* [Instruction]
Check each line below for "label" and report how many have it, nothing else.

++++ Listed entries

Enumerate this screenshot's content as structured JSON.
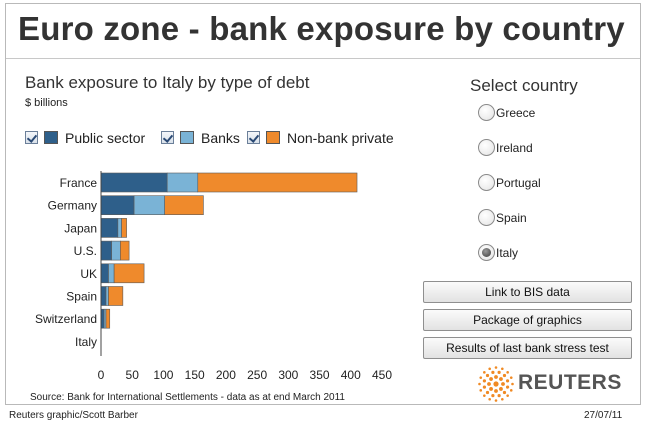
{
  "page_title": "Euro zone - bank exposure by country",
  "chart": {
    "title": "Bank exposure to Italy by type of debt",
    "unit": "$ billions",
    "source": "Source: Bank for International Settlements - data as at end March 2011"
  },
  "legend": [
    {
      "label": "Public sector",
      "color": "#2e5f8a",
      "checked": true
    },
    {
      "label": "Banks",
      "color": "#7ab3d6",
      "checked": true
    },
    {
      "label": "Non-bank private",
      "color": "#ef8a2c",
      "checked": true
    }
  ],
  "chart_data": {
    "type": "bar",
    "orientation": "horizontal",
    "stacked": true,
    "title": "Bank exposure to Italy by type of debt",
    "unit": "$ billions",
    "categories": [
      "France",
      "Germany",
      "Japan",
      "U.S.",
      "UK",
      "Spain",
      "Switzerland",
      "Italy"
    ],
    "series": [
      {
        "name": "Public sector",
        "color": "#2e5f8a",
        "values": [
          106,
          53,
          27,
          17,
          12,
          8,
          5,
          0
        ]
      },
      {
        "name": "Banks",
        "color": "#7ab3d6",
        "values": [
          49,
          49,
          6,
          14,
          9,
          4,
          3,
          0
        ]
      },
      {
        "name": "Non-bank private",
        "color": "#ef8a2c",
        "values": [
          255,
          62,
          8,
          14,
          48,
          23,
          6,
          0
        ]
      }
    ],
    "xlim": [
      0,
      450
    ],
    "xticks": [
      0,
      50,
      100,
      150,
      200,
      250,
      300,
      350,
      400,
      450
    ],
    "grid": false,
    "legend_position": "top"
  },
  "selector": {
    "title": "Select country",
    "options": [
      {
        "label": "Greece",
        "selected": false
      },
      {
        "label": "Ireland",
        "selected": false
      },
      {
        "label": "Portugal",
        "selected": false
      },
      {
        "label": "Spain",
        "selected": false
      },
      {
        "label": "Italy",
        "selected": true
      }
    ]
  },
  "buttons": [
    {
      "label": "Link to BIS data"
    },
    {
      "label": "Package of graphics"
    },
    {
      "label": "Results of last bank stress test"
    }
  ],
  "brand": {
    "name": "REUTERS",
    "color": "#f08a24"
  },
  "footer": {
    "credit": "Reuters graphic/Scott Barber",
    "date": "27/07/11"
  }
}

++++++++

* [Exercise response]
11